>> Start Records for processing

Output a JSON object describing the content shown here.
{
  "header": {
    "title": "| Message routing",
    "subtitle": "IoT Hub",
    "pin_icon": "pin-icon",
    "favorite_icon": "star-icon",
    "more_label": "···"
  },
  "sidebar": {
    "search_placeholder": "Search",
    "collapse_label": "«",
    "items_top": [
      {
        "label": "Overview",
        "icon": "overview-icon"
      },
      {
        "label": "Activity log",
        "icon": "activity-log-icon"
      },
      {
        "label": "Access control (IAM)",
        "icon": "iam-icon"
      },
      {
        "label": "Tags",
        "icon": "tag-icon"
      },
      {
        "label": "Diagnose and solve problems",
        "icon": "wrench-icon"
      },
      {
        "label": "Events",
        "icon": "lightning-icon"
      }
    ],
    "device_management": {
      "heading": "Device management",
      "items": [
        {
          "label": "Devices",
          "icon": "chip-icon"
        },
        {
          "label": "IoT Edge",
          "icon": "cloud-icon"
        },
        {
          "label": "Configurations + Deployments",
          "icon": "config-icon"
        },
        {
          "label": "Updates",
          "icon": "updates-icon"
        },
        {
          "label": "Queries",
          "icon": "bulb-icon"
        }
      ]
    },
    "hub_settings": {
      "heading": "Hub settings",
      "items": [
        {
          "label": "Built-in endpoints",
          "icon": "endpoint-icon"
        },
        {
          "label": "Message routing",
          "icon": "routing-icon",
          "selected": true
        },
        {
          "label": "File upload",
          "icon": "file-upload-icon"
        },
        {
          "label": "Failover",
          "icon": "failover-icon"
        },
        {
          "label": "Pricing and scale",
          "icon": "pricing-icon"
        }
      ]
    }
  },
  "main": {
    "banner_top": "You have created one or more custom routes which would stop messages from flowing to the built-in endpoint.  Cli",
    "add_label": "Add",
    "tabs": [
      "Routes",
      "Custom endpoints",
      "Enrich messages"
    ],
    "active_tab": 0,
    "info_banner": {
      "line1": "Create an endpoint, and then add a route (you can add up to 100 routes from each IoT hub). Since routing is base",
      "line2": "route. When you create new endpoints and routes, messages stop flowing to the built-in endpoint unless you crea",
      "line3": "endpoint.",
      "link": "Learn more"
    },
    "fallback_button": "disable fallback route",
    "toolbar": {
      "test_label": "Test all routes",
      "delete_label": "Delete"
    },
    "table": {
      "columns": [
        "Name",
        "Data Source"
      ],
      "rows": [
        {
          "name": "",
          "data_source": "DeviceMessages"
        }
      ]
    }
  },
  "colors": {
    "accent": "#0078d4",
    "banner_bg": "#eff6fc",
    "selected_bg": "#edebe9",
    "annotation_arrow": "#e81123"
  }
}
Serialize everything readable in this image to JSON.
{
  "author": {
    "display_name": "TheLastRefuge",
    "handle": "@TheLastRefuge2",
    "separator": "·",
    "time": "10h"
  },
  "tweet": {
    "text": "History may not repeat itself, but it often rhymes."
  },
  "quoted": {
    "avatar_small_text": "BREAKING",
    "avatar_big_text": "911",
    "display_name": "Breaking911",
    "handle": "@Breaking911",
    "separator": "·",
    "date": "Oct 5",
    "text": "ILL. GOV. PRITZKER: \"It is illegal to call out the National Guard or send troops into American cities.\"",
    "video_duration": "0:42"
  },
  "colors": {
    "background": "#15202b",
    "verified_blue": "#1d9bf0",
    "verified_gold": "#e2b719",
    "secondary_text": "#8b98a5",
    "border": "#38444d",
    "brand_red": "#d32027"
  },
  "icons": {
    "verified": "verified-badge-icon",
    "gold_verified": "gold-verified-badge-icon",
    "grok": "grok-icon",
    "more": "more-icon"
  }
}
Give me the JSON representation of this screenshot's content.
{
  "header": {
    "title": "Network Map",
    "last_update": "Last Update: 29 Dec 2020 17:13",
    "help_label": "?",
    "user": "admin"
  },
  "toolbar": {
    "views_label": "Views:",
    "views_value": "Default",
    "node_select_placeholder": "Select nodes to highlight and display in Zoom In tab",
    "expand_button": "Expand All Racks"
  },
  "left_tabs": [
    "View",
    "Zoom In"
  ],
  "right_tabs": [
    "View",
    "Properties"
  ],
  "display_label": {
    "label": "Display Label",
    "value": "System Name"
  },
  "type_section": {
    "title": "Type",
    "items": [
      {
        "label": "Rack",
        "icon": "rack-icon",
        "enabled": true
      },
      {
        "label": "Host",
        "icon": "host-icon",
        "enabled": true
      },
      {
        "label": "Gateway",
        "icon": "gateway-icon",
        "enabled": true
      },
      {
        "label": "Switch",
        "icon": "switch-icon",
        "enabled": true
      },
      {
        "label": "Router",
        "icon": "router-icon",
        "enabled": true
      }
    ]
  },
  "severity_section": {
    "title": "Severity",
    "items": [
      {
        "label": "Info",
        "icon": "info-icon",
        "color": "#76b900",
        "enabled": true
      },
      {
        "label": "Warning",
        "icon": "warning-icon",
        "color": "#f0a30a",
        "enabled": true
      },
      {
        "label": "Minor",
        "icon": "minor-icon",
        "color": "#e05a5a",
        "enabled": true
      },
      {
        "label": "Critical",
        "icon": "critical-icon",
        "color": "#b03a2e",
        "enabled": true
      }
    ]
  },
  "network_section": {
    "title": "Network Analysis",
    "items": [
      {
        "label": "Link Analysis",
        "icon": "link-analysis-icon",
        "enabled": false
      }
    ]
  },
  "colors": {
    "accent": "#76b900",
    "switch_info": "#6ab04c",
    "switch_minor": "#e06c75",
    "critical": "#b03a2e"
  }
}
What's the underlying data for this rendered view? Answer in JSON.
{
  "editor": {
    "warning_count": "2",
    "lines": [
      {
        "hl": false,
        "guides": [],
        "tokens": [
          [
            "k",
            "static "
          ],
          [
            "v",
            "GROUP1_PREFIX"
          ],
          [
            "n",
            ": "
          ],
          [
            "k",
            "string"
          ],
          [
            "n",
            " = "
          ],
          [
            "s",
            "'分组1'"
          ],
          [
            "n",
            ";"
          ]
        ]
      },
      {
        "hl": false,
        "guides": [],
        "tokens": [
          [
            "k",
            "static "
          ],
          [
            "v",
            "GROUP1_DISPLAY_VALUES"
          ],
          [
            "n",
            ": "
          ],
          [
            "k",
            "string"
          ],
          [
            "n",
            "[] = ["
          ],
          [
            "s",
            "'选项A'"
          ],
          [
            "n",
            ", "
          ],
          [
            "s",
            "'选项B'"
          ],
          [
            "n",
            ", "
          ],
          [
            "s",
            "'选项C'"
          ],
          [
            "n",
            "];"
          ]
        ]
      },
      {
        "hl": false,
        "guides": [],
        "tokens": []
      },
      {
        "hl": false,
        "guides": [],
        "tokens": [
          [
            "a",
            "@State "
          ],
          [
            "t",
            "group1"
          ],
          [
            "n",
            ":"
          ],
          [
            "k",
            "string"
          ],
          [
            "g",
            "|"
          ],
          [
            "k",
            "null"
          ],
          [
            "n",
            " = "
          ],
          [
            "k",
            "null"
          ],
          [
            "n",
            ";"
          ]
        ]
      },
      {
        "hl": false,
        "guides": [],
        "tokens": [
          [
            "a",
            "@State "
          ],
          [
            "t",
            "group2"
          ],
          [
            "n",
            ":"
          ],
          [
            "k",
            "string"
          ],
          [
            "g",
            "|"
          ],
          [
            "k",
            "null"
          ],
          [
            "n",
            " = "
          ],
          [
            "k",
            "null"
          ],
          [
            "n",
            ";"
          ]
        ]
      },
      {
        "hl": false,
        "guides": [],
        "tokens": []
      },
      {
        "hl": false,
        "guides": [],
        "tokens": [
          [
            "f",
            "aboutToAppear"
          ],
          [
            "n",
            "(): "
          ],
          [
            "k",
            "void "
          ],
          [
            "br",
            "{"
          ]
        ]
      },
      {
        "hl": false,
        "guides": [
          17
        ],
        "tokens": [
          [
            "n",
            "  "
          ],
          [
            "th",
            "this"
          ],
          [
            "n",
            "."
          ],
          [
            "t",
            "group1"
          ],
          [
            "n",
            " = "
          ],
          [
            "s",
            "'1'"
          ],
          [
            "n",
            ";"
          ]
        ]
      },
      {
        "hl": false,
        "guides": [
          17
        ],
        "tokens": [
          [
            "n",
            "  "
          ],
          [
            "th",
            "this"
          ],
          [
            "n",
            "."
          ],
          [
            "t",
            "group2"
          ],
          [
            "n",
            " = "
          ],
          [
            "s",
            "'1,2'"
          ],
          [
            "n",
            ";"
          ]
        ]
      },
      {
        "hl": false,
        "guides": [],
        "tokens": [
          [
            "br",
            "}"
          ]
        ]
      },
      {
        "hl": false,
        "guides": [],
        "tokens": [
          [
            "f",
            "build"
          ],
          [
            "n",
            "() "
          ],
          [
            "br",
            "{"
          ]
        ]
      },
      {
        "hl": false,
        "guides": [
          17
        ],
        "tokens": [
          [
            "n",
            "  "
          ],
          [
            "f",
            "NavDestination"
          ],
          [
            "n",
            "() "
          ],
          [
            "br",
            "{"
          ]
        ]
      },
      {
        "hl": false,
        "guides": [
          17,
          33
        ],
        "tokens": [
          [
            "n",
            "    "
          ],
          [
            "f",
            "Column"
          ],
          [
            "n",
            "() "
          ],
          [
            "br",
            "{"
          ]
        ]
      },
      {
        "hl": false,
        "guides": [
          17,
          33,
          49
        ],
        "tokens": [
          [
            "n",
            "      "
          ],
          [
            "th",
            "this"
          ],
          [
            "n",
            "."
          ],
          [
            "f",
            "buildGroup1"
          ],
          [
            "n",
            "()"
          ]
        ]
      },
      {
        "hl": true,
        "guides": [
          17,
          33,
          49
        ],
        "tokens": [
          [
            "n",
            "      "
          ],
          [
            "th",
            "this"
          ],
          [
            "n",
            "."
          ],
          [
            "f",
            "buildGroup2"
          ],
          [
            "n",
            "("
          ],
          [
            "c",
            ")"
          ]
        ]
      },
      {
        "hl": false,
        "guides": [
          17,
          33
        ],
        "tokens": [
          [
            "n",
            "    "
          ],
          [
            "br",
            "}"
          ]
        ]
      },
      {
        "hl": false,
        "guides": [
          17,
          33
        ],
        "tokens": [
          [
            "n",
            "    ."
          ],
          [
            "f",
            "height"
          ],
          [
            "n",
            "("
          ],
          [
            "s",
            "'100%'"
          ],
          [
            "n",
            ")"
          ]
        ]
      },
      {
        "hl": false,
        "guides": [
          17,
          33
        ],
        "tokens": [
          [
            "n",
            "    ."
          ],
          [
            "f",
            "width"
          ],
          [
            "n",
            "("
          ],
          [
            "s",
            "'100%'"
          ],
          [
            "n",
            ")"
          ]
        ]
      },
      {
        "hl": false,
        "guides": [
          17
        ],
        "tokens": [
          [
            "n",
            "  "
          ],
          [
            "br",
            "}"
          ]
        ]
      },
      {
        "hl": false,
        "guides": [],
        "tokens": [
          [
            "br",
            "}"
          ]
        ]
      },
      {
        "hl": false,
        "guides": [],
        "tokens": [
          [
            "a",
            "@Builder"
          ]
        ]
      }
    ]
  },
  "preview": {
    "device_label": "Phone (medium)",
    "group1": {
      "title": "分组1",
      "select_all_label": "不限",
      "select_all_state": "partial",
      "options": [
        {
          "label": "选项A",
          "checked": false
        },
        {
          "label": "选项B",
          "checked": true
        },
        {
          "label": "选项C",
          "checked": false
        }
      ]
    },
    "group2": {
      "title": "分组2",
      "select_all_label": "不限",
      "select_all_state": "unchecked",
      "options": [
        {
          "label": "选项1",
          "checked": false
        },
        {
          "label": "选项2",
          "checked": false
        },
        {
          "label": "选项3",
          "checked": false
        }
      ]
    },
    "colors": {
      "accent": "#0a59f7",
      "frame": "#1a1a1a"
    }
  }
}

>> End Records for processing

* **Problem description**:
Of the lines above, how many include the word "badge"? Reply with the number alone.

* **Exercise response**:
2